--- start of ENTRIES PROVIDED ---
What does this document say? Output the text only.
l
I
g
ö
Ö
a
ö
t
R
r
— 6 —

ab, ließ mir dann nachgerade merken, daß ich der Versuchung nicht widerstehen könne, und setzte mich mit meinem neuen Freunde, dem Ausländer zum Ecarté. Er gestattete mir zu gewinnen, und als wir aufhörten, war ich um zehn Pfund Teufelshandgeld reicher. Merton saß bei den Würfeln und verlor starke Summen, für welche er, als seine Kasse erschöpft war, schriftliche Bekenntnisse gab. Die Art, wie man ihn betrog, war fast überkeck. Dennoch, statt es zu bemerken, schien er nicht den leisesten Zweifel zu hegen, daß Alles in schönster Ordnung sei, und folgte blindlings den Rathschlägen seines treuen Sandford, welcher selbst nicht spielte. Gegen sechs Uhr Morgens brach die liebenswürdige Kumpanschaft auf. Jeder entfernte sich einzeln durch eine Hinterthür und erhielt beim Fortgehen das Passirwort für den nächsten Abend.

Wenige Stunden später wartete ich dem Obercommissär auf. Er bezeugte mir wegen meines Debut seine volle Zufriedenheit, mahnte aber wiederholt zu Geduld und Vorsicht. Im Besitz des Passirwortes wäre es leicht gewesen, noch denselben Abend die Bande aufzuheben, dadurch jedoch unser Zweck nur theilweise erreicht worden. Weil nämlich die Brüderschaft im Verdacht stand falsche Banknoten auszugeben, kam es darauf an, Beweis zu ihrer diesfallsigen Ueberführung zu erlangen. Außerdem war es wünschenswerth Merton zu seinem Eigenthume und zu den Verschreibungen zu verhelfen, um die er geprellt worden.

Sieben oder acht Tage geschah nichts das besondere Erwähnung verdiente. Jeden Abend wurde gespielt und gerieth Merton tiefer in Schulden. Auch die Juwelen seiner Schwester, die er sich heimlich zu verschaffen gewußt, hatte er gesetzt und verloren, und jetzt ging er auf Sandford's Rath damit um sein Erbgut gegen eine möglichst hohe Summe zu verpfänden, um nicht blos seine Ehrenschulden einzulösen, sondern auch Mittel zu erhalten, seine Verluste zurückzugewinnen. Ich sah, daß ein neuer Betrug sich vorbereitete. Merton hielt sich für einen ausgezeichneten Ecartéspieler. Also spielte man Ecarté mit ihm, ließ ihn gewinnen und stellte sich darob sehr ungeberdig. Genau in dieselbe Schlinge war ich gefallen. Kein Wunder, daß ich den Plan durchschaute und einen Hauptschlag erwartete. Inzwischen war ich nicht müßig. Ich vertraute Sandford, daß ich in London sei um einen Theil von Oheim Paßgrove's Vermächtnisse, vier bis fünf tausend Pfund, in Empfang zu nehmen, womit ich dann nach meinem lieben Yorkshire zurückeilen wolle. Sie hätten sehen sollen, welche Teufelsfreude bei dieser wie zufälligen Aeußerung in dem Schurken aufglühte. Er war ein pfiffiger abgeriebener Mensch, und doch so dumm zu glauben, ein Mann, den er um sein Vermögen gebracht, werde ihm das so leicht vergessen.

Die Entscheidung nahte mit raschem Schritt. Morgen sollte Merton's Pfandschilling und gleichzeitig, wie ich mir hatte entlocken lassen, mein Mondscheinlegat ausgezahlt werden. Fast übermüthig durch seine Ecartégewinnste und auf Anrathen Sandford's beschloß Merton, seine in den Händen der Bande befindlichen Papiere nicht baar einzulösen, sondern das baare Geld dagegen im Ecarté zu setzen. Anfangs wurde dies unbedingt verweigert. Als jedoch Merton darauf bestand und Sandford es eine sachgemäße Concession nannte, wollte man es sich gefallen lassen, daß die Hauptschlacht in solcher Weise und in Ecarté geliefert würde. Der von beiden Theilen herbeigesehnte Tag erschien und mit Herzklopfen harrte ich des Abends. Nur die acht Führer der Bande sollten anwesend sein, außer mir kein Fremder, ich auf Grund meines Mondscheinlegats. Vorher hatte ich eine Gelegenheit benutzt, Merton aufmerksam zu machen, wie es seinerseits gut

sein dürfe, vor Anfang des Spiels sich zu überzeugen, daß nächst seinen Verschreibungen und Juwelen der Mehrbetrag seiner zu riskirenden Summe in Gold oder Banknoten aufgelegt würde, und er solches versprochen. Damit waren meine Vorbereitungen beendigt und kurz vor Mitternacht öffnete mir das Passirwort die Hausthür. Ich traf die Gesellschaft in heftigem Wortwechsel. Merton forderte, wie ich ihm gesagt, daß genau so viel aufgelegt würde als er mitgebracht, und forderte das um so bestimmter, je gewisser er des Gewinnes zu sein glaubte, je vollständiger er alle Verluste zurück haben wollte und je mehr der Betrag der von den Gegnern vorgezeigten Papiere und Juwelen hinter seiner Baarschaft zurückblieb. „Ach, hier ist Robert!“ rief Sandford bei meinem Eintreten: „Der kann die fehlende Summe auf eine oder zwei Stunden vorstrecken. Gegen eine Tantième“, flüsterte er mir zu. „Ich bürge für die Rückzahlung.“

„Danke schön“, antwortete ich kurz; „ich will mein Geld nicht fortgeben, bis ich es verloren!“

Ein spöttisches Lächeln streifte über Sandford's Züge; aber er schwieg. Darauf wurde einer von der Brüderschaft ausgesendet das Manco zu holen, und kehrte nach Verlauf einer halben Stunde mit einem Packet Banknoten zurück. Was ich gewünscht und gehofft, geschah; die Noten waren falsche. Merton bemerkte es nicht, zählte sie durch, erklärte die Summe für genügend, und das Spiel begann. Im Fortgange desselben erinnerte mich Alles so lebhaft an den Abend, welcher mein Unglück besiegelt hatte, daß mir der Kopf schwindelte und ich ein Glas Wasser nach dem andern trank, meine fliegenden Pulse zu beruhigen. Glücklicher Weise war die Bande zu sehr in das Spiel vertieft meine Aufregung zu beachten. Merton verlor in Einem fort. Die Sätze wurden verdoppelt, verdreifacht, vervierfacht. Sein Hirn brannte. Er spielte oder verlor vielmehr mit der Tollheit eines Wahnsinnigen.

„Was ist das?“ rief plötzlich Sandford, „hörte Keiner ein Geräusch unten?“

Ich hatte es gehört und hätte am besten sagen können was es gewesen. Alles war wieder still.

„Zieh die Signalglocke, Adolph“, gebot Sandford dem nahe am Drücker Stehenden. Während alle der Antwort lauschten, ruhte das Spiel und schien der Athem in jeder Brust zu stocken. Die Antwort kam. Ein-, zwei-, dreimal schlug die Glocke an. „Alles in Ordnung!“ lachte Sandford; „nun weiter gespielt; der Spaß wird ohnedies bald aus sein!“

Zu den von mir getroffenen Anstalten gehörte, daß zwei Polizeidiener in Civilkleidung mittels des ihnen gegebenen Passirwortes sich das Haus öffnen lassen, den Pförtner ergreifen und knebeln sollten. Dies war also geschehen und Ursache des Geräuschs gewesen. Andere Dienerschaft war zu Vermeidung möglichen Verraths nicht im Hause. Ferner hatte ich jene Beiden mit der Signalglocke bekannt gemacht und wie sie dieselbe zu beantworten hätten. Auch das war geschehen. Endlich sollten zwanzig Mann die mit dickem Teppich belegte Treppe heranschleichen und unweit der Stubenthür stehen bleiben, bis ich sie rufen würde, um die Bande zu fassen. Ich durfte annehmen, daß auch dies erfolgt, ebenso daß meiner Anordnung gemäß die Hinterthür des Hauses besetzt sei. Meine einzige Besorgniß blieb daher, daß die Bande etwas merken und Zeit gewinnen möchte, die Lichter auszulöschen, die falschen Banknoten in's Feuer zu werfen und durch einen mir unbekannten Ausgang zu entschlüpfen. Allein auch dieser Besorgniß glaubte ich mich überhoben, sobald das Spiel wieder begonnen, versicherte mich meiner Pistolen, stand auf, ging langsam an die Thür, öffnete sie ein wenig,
--- end of ENTRIES PROVIDED ---
### WHAT IS ASKED
Above are some records. Print them all exactly.

### SOLUTION TO THE EXERCISE
What does this document say? Output the text only.
l
I
g
ö
Ö
a
ö
t
R
r
— 6 —

ab, ließ mir dann nachgerade merken, daß ich der Versuchung nicht widerstehen könne, und setzte mich mit meinem neuen Freunde, dem Ausländer zum Ecarté. Er gestattete mir zu gewinnen, und als wir aufhörten, war ich um zehn Pfund Teufelshandgeld reicher. Merton saß bei den Würfeln und verlor starke Summen, für welche er, als seine Kasse erschöpft war, schriftliche Bekenntnisse gab. Die Art, wie man ihn betrog, war fast überkeck. Dennoch, statt es zu bemerken, schien er nicht den leisesten Zweifel zu hegen, daß Alles in schönster Ordnung sei, und folgte blindlings den Rathschlägen seines treuen Sandford, welcher selbst nicht spielte. Gegen sechs Uhr Morgens brach die liebenswürdige Kumpanschaft auf. Jeder entfernte sich einzeln durch eine Hinterthür und erhielt beim Fortgehen das Passirwort für den nächsten Abend.

Wenige Stunden später wartete ich dem Obercommissär auf. Er bezeugte mir wegen meines Debut seine volle Zufriedenheit, mahnte aber wiederholt zu Geduld und Vorsicht. Im Besitz des Passirwortes wäre es leicht gewesen, noch denselben Abend die Bande aufzuheben, dadurch jedoch unser Zweck nur theilweise erreicht worden. Weil nämlich die Brüderschaft im Verdacht stand falsche Banknoten auszugeben, kam es darauf an, Beweis zu ihrer diesfallsigen Ueberführung zu erlangen. Außerdem war es wünschenswerth Merton zu seinem Eigenthume und zu den Verschreibungen zu verhelfen, um die er geprellt worden.

Sieben oder acht Tage geschah nichts das besondere Erwähnung verdiente. Jeden Abend wurde gespielt und gerieth Merton tiefer in Schulden. Auch die Juwelen seiner Schwester, die er sich heimlich zu verschaffen gewußt, hatte er gesetzt und verloren, und jetzt ging er auf Sandford's Rath damit um sein Erbgut gegen eine möglichst hohe Summe zu verpfänden, um nicht blos seine Ehrenschulden einzulösen, sondern auch Mittel zu erhalten, seine Verluste zurückzugewinnen. Ich sah, daß ein neuer Betrug sich vorbereitete. Merton hielt sich für einen ausgezeichneten Ecartéspieler. Also spielte man Ecarté mit ihm, ließ ihn gewinnen und stellte sich darob sehr ungeberdig. Genau in dieselbe Schlinge war ich gefallen. Kein Wunder, daß ich den Plan durchschaute und einen Hauptschlag erwartete. Inzwischen war ich nicht müßig. Ich vertraute Sandford, daß ich in London sei um einen Theil von Oheim Paßgrove's Vermächtnisse, vier bis fünf tausend Pfund, in Empfang zu nehmen, womit ich dann nach meinem lieben Yorkshire zurückeilen wolle. Sie hätten sehen sollen, welche Teufelsfreude bei dieser wie zufälligen Aeußerung in dem Schurken aufglühte. Er war ein pfiffiger abgeriebener Mensch, und doch so dumm zu glauben, ein Mann, den er um sein Vermögen gebracht, werde ihm das so leicht vergessen.

Die Entscheidung nahte mit raschem Schritt. Morgen sollte Merton's Pfandschilling und gleichzeitig, wie ich mir hatte entlocken lassen, mein Mondscheinlegat ausgezahlt werden. Fast übermüthig durch seine Ecartégewinnste und auf Anrathen Sandford's beschloß Merton, seine in den Händen der Bande befindlichen Papiere nicht baar einzulösen, sondern das baare Geld dagegen im Ecarté zu setzen. Anfangs wurde dies unbedingt verweigert. Als jedoch Merton darauf bestand und Sandford es eine sachgemäße Concession nannte, wollte man es sich gefallen lassen, daß die Hauptschlacht in solcher Weise und in Ecarté geliefert würde. Der von beiden Theilen herbeigesehnte Tag erschien und mit Herzklopfen harrte ich des Abends. Nur die acht Führer der Bande sollten anwesend sein, außer mir kein Fremder, ich auf Grund meines Mondscheinlegats. Vorher hatte ich eine Gelegenheit benutzt, Merton aufmerksam zu machen, wie es seinerseits gut

sein dürfe, vor Anfang des Spiels sich zu überzeugen, daß nächst seinen Verschreibungen und Juwelen der Mehrbetrag seiner zu riskirenden Summe in Gold oder Banknoten aufgelegt würde, und er solches versprochen. Damit waren meine Vorbereitungen beendigt und kurz vor Mitternacht öffnete mir das Passirwort die Hausthür. Ich traf die Gesellschaft in heftigem Wortwechsel. Merton forderte, wie ich ihm gesagt, daß genau so viel aufgelegt würde als er mitgebracht, und forderte das um so bestimmter, je gewisser er des Gewinnes zu sein glaubte, je vollständiger er alle Verluste zurück haben wollte und je mehr der Betrag der von den Gegnern vorgezeigten Papiere und Juwelen hinter seiner Baarschaft zurückblieb. „Ach, hier ist Robert!“ rief Sandford bei meinem Eintreten: „Der kann die fehlende Summe auf eine oder zwei Stunden vorstrecken. Gegen eine Tantième“, flüsterte er mir zu. „Ich bürge für die Rückzahlung.“

„Danke schön“, antwortete ich kurz; „ich will mein Geld nicht fortgeben, bis ich es verloren!“

Ein spöttisches Lächeln streifte über Sandford's Züge; aber er schwieg. Darauf wurde einer von der Brüderschaft ausgesendet das Manco zu holen, und kehrte nach Verlauf einer halben Stunde mit einem Packet Banknoten zurück. Was ich gewünscht und gehofft, geschah; die Noten waren falsche. Merton bemerkte es nicht, zählte sie durch, erklärte die Summe für genügend, und das Spiel begann. Im Fortgange desselben erinnerte mich Alles so lebhaft an den Abend, welcher mein Unglück besiegelt hatte, daß mir der Kopf schwindelte und ich ein Glas Wasser nach dem andern trank, meine fliegenden Pulse zu beruhigen. Glücklicher Weise war die Bande zu sehr in das Spiel vertieft meine Aufregung zu beachten. Merton verlor in Einem fort. Die Sätze wurden verdoppelt, verdreifacht, vervierfacht. Sein Hirn brannte. Er spielte oder verlor vielmehr mit der Tollheit eines Wahnsinnigen.

„Was ist das?“ rief plötzlich Sandford, „hörte Keiner ein Geräusch unten?“

Ich hatte es gehört und hätte am besten sagen können was es gewesen. Alles war wieder still.

„Zieh die Signalglocke, Adolph“, gebot Sandford dem nahe am Drücker Stehenden. Während alle der Antwort lauschten, ruhte das Spiel und schien der Athem in jeder Brust zu stocken. Die Antwort kam. Ein-, zwei-, dreimal schlug die Glocke an. „Alles in Ordnung!“ lachte Sandford; „nun weiter gespielt; der Spaß wird ohnedies bald aus sein!“

Zu den von mir getroffenen Anstalten gehörte, daß zwei Polizeidiener in Civilkleidung mittels des ihnen gegebenen Passirwortes sich das Haus öffnen lassen, den Pförtner ergreifen und knebeln sollten. Dies war also geschehen und Ursache des Geräuschs gewesen. Andere Dienerschaft war zu Vermeidung möglichen Verraths nicht im Hause. Ferner hatte ich jene Beiden mit der Signalglocke bekannt gemacht und wie sie dieselbe zu beantworten hätten. Auch das war geschehen. Endlich sollten zwanzig Mann die mit dickem Teppich belegte Treppe heranschleichen und unweit der Stubenthür stehen bleiben, bis ich sie rufen würde, um die Bande zu fassen. Ich durfte annehmen, daß auch dies erfolgt, ebenso daß meiner Anordnung gemäß die Hinterthür des Hauses besetzt sei. Meine einzige Besorgniß blieb daher, daß die Bande etwas merken und Zeit gewinnen möchte, die Lichter auszulöschen, die falschen Banknoten in's Feuer zu werfen und durch einen mir unbekannten Ausgang zu entschlüpfen. Allein auch dieser Besorgniß glaubte ich mich überhoben, sobald das Spiel wieder begonnen, versicherte mich meiner Pistolen, stand auf, ging langsam an die Thür, öffnete sie ein wenig,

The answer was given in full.